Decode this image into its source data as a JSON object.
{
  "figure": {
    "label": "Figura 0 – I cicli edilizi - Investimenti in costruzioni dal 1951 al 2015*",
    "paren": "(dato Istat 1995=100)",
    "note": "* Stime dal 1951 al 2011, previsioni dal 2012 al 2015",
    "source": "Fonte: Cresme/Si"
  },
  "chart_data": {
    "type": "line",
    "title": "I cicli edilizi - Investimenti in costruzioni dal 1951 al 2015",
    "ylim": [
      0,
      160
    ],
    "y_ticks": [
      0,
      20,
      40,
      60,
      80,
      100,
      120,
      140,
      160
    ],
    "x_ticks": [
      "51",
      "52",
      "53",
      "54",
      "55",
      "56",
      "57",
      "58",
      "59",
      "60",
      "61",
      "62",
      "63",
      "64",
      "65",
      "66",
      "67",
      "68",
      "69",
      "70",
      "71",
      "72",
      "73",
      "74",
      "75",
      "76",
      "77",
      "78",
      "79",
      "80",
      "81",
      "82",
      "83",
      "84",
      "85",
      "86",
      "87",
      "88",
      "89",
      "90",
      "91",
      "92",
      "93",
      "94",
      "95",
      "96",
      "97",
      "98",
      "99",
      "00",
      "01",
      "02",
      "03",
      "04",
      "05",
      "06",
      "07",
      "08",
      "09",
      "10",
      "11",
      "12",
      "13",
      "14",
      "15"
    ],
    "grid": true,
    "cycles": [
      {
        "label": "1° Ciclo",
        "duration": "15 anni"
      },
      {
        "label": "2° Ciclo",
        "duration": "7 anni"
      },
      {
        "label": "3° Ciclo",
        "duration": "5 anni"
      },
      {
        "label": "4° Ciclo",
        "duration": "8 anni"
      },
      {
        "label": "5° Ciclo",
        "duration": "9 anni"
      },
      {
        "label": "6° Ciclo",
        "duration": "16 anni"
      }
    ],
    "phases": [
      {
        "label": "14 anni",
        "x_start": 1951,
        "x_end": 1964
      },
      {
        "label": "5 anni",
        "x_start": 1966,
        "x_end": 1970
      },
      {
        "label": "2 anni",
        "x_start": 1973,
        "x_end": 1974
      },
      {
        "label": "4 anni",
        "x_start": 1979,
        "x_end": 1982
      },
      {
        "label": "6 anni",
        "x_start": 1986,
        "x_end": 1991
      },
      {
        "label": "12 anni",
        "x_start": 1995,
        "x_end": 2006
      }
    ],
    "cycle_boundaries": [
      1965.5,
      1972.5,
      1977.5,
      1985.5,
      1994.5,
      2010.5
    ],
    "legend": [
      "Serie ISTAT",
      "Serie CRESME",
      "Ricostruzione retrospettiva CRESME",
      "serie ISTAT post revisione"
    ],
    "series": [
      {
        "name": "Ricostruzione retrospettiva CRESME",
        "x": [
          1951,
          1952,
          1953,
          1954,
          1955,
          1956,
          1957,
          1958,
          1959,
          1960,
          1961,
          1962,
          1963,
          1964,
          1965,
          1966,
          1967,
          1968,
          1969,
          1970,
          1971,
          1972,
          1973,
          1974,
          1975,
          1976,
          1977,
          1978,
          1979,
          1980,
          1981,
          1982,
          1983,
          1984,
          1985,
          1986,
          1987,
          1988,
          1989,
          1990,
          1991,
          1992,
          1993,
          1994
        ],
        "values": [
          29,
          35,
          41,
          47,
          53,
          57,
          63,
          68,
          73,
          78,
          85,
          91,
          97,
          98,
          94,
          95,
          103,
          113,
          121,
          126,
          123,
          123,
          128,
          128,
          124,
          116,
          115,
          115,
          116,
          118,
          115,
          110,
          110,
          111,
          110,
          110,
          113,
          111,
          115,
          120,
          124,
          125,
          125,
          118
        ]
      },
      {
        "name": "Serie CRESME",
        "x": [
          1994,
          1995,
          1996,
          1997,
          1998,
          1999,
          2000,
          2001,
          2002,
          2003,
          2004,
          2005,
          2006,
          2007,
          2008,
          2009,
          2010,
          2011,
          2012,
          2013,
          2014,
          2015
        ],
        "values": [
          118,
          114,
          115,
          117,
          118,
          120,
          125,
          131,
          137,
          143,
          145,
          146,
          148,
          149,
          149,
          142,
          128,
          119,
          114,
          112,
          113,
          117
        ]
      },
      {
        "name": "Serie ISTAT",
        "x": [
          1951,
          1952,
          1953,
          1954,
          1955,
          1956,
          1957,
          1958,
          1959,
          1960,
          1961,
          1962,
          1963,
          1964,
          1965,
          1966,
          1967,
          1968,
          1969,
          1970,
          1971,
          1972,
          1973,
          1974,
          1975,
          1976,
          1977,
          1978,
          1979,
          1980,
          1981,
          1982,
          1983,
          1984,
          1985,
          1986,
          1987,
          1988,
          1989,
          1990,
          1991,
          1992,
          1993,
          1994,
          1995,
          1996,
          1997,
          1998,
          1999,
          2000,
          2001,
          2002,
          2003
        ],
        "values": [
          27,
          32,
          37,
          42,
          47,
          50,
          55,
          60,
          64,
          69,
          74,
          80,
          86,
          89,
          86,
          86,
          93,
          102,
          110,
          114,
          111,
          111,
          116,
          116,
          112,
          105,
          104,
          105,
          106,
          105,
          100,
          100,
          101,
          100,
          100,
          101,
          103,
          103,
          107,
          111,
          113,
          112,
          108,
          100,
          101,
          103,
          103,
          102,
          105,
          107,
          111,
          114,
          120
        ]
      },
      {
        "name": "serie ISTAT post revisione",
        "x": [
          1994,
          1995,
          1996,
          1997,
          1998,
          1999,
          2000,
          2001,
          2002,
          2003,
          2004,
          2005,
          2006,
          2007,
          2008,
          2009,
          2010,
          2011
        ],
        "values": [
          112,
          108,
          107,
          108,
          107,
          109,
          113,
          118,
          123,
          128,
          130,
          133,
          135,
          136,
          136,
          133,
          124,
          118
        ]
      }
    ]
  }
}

» **GIVEN REQUEST**: Review the preceding data and report every line that includes the string "edilizi".

» **COMPLETE ANSWER**:
    "label": "Figura 0 – I cicli edilizi - Investimenti in costruzioni dal 1951 al 2015*",
    "title": "I cicli edilizi - Investimenti in costruzioni dal 1951 al 2015",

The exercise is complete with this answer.